┌─ The data

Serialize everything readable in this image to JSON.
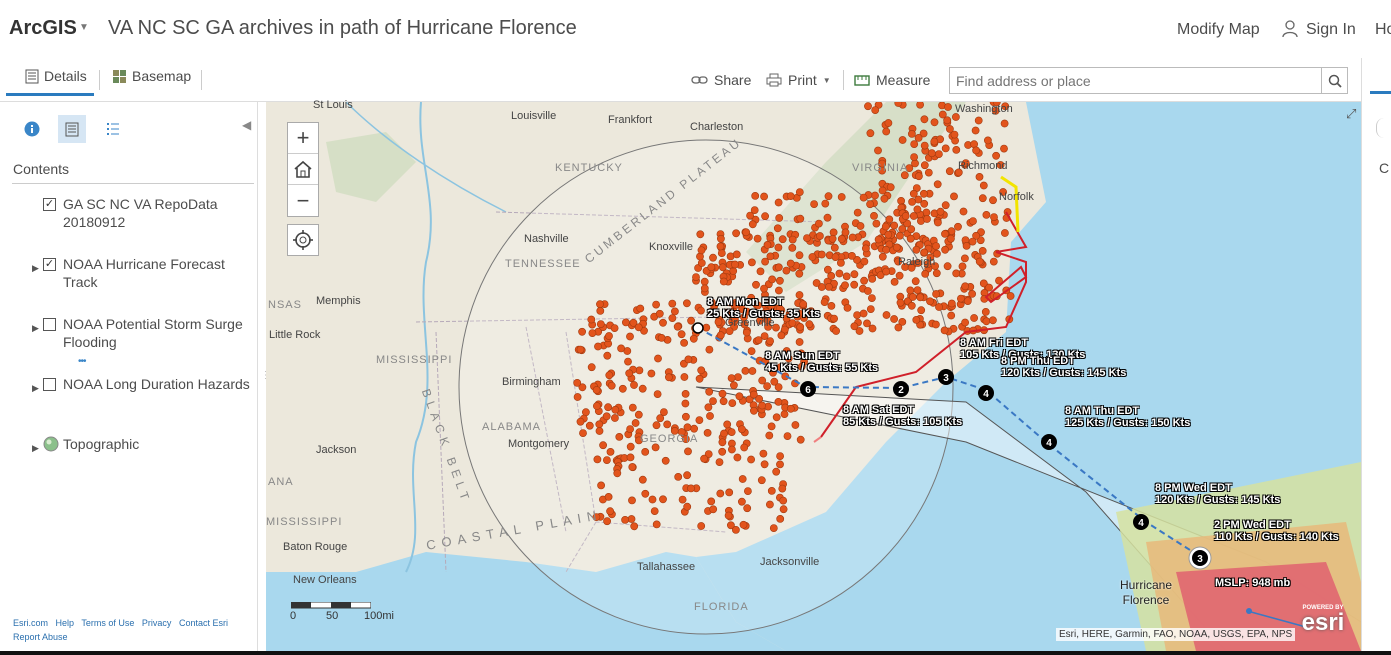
{
  "header": {
    "brand": "ArcGIS",
    "title": "VA NC SC GA archives in path of Hurricane Florence",
    "modify_map": "Modify Map",
    "sign_in": "Sign In",
    "home_cut": "Ho"
  },
  "toolbar": {
    "details": "Details",
    "basemap": "Basemap",
    "share": "Share",
    "print": "Print",
    "measure": "Measure",
    "search_placeholder": "Find address or place"
  },
  "panel": {
    "contents_title": "Contents",
    "layers": [
      {
        "label": "GA SC NC VA RepoData 20180912",
        "checked": true,
        "expandable": false
      },
      {
        "label": "NOAA Hurricane Forecast Track",
        "checked": true,
        "expandable": true
      },
      {
        "label": "NOAA Potential Storm Surge Flooding",
        "checked": false,
        "expandable": true
      },
      {
        "label": "NOAA Long Duration Hazards",
        "checked": false,
        "expandable": true
      },
      {
        "label": "Topographic",
        "checked": null,
        "expandable": true
      }
    ],
    "footer_links": [
      "Esri.com",
      "Help",
      "Terms of Use",
      "Privacy",
      "Contact Esri",
      "Report Abuse"
    ]
  },
  "map": {
    "cities": [
      "St Louis",
      "Louisville",
      "Frankfort",
      "Charleston",
      "Richmond",
      "Norfolk",
      "Nashville",
      "Knoxville",
      "Memphis",
      "Little Rock",
      "Birmingham",
      "Montgomery",
      "Jackson",
      "Baton Rouge",
      "New Orleans",
      "Tallahassee",
      "Jacksonville",
      "Greenville",
      "Raleigh",
      "Washington"
    ],
    "states": [
      "KENTUCKY",
      "TENNESSEE",
      "MISSISSIPPI",
      "ALABAMA",
      "GEORGIA",
      "FLORIDA",
      "VIRGINIA",
      "CUMBERLAND PLATEAU",
      "BLACK BELT",
      "COASTAL PLAIN",
      "NSAS",
      "ANA",
      "MISSISSIPPI"
    ],
    "forecast_labels": [
      {
        "time": "8 AM Mon EDT",
        "wind": "25 Kts / Gusts: 35 Kts"
      },
      {
        "time": "8 AM Sun EDT",
        "wind": "45 Kts / Gusts: 55 Kts"
      },
      {
        "time": "8 AM Sat EDT",
        "wind": "85 Kts / Gusts: 105 Kts"
      },
      {
        "time": "8 AM Fri EDT",
        "wind": "105 Kts / Gusts: 130 Kts"
      },
      {
        "time": "8 PM Thu EDT",
        "wind": "120 Kts / Gusts: 145 Kts"
      },
      {
        "time": "8 AM Thu EDT",
        "wind": "125 Kts / Gusts: 150 Kts"
      },
      {
        "time": "8 PM Wed EDT",
        "wind": "120 Kts / Gusts: 145 Kts"
      },
      {
        "time": "2 PM Wed EDT",
        "wind": "110 Kts / Gusts: 140 Kts"
      }
    ],
    "storm_name_1": "Hurricane",
    "storm_name_2": "Florence",
    "mslp": "MSLP: 948 mb",
    "attribution": "Esri, HERE, Garmin, FAO, NOAA, USGS, EPA, NPS",
    "scale": {
      "zero": "0",
      "mid": "50",
      "end": "100mi"
    },
    "esri_powered": "POWERED BY",
    "esri_logo": "esri",
    "colors": {
      "water": "#a9d8ee",
      "land": "#ebe7dc",
      "dot": "#e2541c",
      "track_red": "#d0202a",
      "track_blue": "#3a78c4"
    }
  }
}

└─

Problem to work on:
Repeat the listing in full and exactly. Do not include any images.

Expected output:
Serialize everything readable in this image to JSON.
{
  "header": {
    "brand": "ArcGIS",
    "title": "VA NC SC GA archives in path of Hurricane Florence",
    "modify_map": "Modify Map",
    "sign_in": "Sign In",
    "home_cut": "Ho"
  },
  "toolbar": {
    "details": "Details",
    "basemap": "Basemap",
    "share": "Share",
    "print": "Print",
    "measure": "Measure",
    "search_placeholder": "Find address or place"
  },
  "panel": {
    "contents_title": "Contents",
    "layers": [
      {
        "label": "GA SC NC VA RepoData 20180912",
        "checked": true,
        "expandable": false
      },
      {
        "label": "NOAA Hurricane Forecast Track",
        "checked": true,
        "expandable": true
      },
      {
        "label": "NOAA Potential Storm Surge Flooding",
        "checked": false,
        "expandable": true
      },
      {
        "label": "NOAA Long Duration Hazards",
        "checked": false,
        "expandable": true
      },
      {
        "label": "Topographic",
        "checked": null,
        "expandable": true
      }
    ],
    "footer_links": [
      "Esri.com",
      "Help",
      "Terms of Use",
      "Privacy",
      "Contact Esri",
      "Report Abuse"
    ]
  },
  "map": {
    "cities": [
      "St Louis",
      "Louisville",
      "Frankfort",
      "Charleston",
      "Richmond",
      "Norfolk",
      "Nashville",
      "Knoxville",
      "Memphis",
      "Little Rock",
      "Birmingham",
      "Montgomery",
      "Jackson",
      "Baton Rouge",
      "New Orleans",
      "Tallahassee",
      "Jacksonville",
      "Greenville",
      "Raleigh",
      "Washington"
    ],
    "states": [
      "KENTUCKY",
      "TENNESSEE",
      "MISSISSIPPI",
      "ALABAMA",
      "GEORGIA",
      "FLORIDA",
      "VIRGINIA",
      "CUMBERLAND PLATEAU",
      "BLACK BELT",
      "COASTAL PLAIN",
      "NSAS",
      "ANA",
      "MISSISSIPPI"
    ],
    "forecast_labels": [
      {
        "time": "8 AM Mon EDT",
        "wind": "25 Kts / Gusts: 35 Kts"
      },
      {
        "time": "8 AM Sun EDT",
        "wind": "45 Kts / Gusts: 55 Kts"
      },
      {
        "time": "8 AM Sat EDT",
        "wind": "85 Kts / Gusts: 105 Kts"
      },
      {
        "time": "8 AM Fri EDT",
        "wind": "105 Kts / Gusts: 130 Kts"
      },
      {
        "time": "8 PM Thu EDT",
        "wind": "120 Kts / Gusts: 145 Kts"
      },
      {
        "time": "8 AM Thu EDT",
        "wind": "125 Kts / Gusts: 150 Kts"
      },
      {
        "time": "8 PM Wed EDT",
        "wind": "120 Kts / Gusts: 145 Kts"
      },
      {
        "time": "2 PM Wed EDT",
        "wind": "110 Kts / Gusts: 140 Kts"
      }
    ],
    "storm_name_1": "Hurricane",
    "storm_name_2": "Florence",
    "mslp": "MSLP: 948 mb",
    "attribution": "Esri, HERE, Garmin, FAO, NOAA, USGS, EPA, NPS",
    "scale": {
      "zero": "0",
      "mid": "50",
      "end": "100mi"
    },
    "esri_powered": "POWERED BY",
    "esri_logo": "esri",
    "colors": {
      "water": "#a9d8ee",
      "land": "#ebe7dc",
      "dot": "#e2541c",
      "track_red": "#d0202a",
      "track_blue": "#3a78c4"
    }
  }
}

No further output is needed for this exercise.